REQUIRED WORK: Pick out each line of the records in which the word "elektrycznej" appears.

RECORDS SHOWN:
--- Start ---

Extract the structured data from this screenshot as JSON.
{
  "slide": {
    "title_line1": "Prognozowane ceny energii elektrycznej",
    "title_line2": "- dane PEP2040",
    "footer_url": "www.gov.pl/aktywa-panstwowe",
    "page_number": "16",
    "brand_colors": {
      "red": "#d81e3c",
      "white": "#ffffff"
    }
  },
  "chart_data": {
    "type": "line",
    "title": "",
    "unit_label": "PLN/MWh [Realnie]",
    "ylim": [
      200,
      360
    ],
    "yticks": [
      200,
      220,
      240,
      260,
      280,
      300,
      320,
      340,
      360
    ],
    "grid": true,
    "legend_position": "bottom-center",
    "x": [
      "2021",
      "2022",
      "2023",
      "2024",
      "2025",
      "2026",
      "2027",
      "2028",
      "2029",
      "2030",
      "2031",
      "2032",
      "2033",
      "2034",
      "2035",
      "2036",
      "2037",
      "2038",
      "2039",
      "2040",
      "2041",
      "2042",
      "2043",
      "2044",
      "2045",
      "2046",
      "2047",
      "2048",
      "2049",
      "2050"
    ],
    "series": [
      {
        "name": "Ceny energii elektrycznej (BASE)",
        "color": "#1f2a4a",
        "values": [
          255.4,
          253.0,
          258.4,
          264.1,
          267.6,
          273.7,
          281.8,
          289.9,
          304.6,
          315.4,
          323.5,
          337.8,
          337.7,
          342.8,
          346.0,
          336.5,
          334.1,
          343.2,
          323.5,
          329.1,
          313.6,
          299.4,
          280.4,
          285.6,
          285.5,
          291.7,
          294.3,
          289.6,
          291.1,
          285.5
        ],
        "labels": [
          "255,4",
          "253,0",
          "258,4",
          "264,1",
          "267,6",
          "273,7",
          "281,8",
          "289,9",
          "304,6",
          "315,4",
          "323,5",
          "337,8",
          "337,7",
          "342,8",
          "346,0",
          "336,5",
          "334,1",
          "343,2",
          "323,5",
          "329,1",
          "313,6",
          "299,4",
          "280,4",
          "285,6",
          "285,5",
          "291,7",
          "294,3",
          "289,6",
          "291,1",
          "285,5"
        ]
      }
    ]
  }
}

--- End ---

THE RESPONSE:
    "title_line1": "Prognozowane ceny energii elektrycznej",
        "name": "Ceny energii elektrycznej (BASE)",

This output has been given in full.